# [Problem]
Output the full listing below exactly as it reads, and skip anything that is a picture.

Begin Recorded information

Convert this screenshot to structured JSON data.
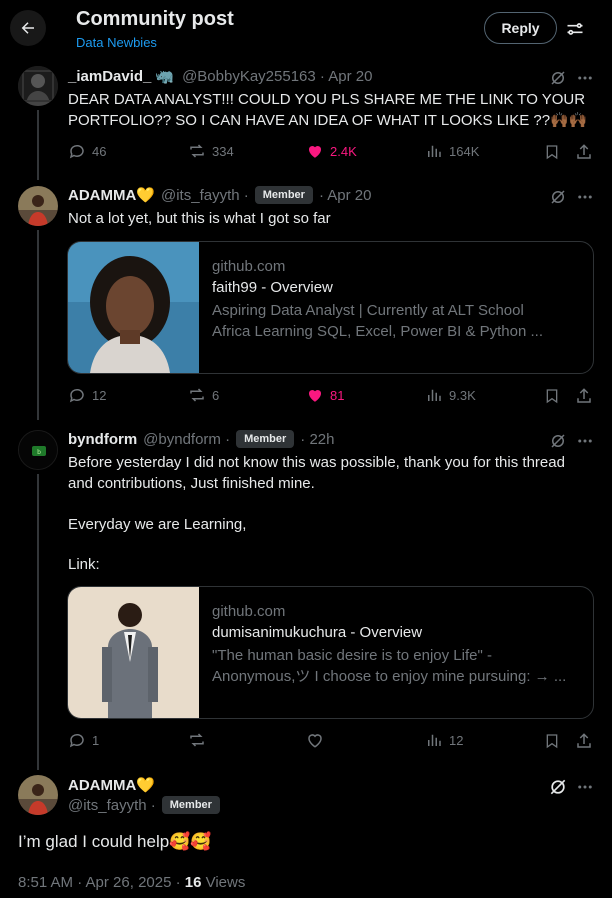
{
  "header": {
    "title": "Community post",
    "community": "Data Newbies",
    "reply_label": "Reply",
    "back_icon": "arrow-left-icon",
    "settings_icon": "sliders-icon"
  },
  "posts": [
    {
      "display_name": "_iamDavid_",
      "name_emoji": "🦏",
      "handle": "@BobbyKay255163 · Apr 20",
      "text": "DEAR DATA ANALYST!!! COULD YOU PLS SHARE ME THE LINK TO YOUR PORTFOLIO?? SO I CAN HAVE AN IDEA OF WHAT IT LOOKS LIKE ??🙌🏾🙌🏾",
      "replies": "46",
      "reposts": "334",
      "likes": "2.4K",
      "views": "164K"
    },
    {
      "display_name": "ADAMMA💛",
      "handle": "@its_fayyth ·",
      "badge": "Member",
      "date": "· Apr 20",
      "text": "Not a lot yet, but this is what I got so far",
      "card": {
        "domain": "github.com",
        "title": "faith99 - Overview",
        "desc_line1": "Aspiring Data Analyst | Currently at ALT School",
        "desc_line2": "Africa Learning SQL, Excel, Power BI & Python ..."
      },
      "replies": "12",
      "reposts": "6",
      "likes": "81",
      "views": "9.3K"
    },
    {
      "display_name": "byndform",
      "handle": "@byndform ·",
      "badge": "Member",
      "date": "· 22h",
      "text_line1": "Before yesterday I did not know this was possible, thank you for this thread",
      "text_line2": "and contributions, Just finished mine.",
      "text_line3": "Everyday we are Learning,",
      "text_line4": "Link:",
      "card": {
        "domain": "github.com",
        "title": "dumisanimukuchura - Overview",
        "desc_line1": "\"The human basic desire is to enjoy Life\" -",
        "desc_line2": "Anonymous,ツ I choose to enjoy mine pursuing: → ..."
      },
      "replies": "1",
      "views": "12"
    }
  ],
  "main_post": {
    "display_name": "ADAMMA💛",
    "handle": "@its_fayyth ·",
    "badge": "Member",
    "text": "I’m glad I could help🥰🥰",
    "timestamp": "8:51 AM · Apr 26, 2025 · ",
    "view_count": "16",
    "views_label": " Views"
  },
  "colors": {
    "like_active": "#f91880",
    "link_blue": "#1d9bf0",
    "muted": "#71767b"
  }
}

End Recorded information

# [Output below]
Convert this screenshot to structured JSON data.
{
  "header": {
    "title": "Community post",
    "community": "Data Newbies",
    "reply_label": "Reply",
    "back_icon": "arrow-left-icon",
    "settings_icon": "sliders-icon"
  },
  "posts": [
    {
      "display_name": "_iamDavid_",
      "name_emoji": "🦏",
      "handle": "@BobbyKay255163 · Apr 20",
      "text": "DEAR DATA ANALYST!!! COULD YOU PLS SHARE ME THE LINK TO YOUR PORTFOLIO?? SO I CAN HAVE AN IDEA OF WHAT IT LOOKS LIKE ??🙌🏾🙌🏾",
      "replies": "46",
      "reposts": "334",
      "likes": "2.4K",
      "views": "164K"
    },
    {
      "display_name": "ADAMMA💛",
      "handle": "@its_fayyth ·",
      "badge": "Member",
      "date": "· Apr 20",
      "text": "Not a lot yet, but this is what I got so far",
      "card": {
        "domain": "github.com",
        "title": "faith99 - Overview",
        "desc_line1": "Aspiring Data Analyst | Currently at ALT School",
        "desc_line2": "Africa Learning SQL, Excel, Power BI & Python ..."
      },
      "replies": "12",
      "reposts": "6",
      "likes": "81",
      "views": "9.3K"
    },
    {
      "display_name": "byndform",
      "handle": "@byndform ·",
      "badge": "Member",
      "date": "· 22h",
      "text_line1": "Before yesterday I did not know this was possible, thank you for this thread",
      "text_line2": "and contributions, Just finished mine.",
      "text_line3": "Everyday we are Learning,",
      "text_line4": "Link:",
      "card": {
        "domain": "github.com",
        "title": "dumisanimukuchura - Overview",
        "desc_line1": "\"The human basic desire is to enjoy Life\" -",
        "desc_line2": "Anonymous,ツ I choose to enjoy mine pursuing: → ..."
      },
      "replies": "1",
      "views": "12"
    }
  ],
  "main_post": {
    "display_name": "ADAMMA💛",
    "handle": "@its_fayyth ·",
    "badge": "Member",
    "text": "I’m glad I could help🥰🥰",
    "timestamp": "8:51 AM · Apr 26, 2025 · ",
    "view_count": "16",
    "views_label": " Views"
  },
  "colors": {
    "like_active": "#f91880",
    "link_blue": "#1d9bf0",
    "muted": "#71767b"
  }
}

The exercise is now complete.